• **Task input**:

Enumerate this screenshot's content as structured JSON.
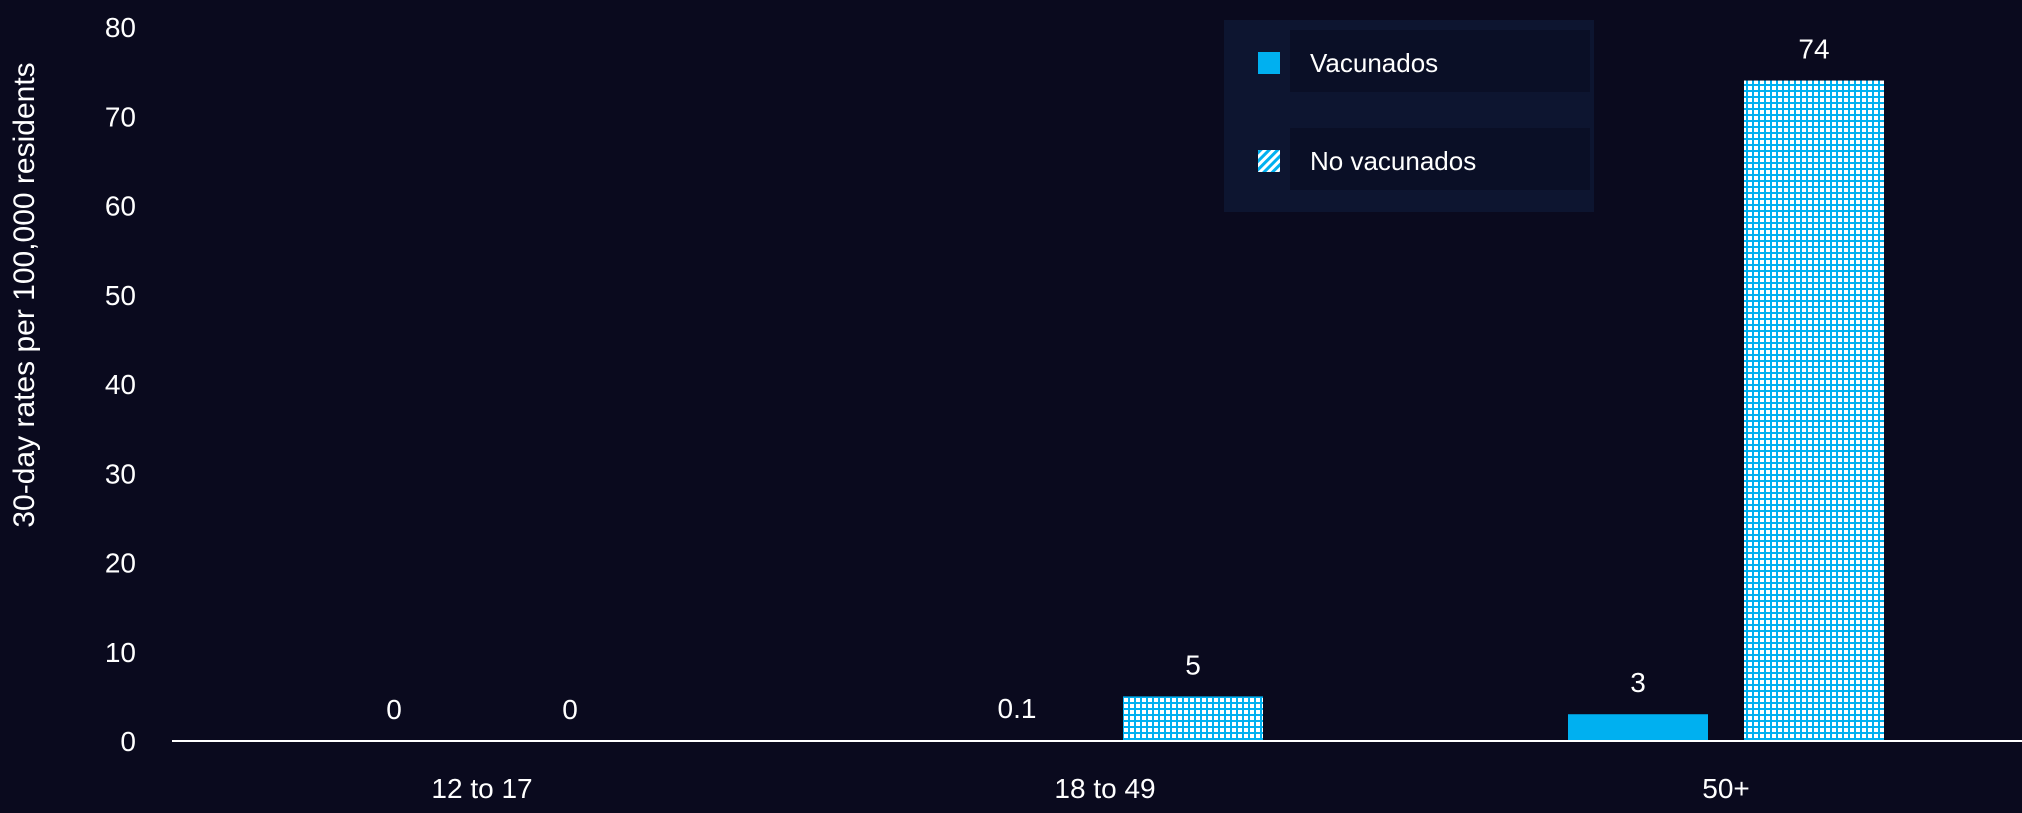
{
  "chart_data": {
    "type": "bar",
    "title": "",
    "xlabel": "",
    "ylabel": "30-day rates per 100,000 residents",
    "ylim": [
      0,
      80
    ],
    "yticks": [
      0,
      10,
      20,
      30,
      40,
      50,
      60,
      70,
      80
    ],
    "categories": [
      "12 to 17",
      "18 to 49",
      "50+"
    ],
    "series": [
      {
        "name": "Vacunados",
        "values": [
          0,
          0.1,
          3
        ],
        "labels": [
          "0",
          "0.1",
          "3"
        ],
        "color": "#00b0f0",
        "pattern": "solid"
      },
      {
        "name": "No vacunados",
        "values": [
          0,
          5,
          74
        ],
        "labels": [
          "0",
          "5",
          "74"
        ],
        "color": "#00b0f0",
        "pattern": "grid"
      }
    ],
    "legend": "top-right",
    "grid": false
  },
  "colors": {
    "background": "#0a0a1e",
    "axis": "#ffffff",
    "text": "#ffffff",
    "legend_bg": "#0d1530",
    "legend_item_bg": "#0a0f26"
  }
}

• **Given instruction**: Quote the preceding listing precisely and completely, omitting its images.

• **Expected answer**:
Enumerate this screenshot's content as structured JSON.
{
  "chart_data": {
    "type": "bar",
    "title": "",
    "xlabel": "",
    "ylabel": "30-day rates per 100,000 residents",
    "ylim": [
      0,
      80
    ],
    "yticks": [
      0,
      10,
      20,
      30,
      40,
      50,
      60,
      70,
      80
    ],
    "categories": [
      "12 to 17",
      "18 to 49",
      "50+"
    ],
    "series": [
      {
        "name": "Vacunados",
        "values": [
          0,
          0.1,
          3
        ],
        "labels": [
          "0",
          "0.1",
          "3"
        ],
        "color": "#00b0f0",
        "pattern": "solid"
      },
      {
        "name": "No vacunados",
        "values": [
          0,
          5,
          74
        ],
        "labels": [
          "0",
          "5",
          "74"
        ],
        "color": "#00b0f0",
        "pattern": "grid"
      }
    ],
    "legend": "top-right",
    "grid": false
  },
  "colors": {
    "background": "#0a0a1e",
    "axis": "#ffffff",
    "text": "#ffffff",
    "legend_bg": "#0d1530",
    "legend_item_bg": "#0a0f26"
  }
}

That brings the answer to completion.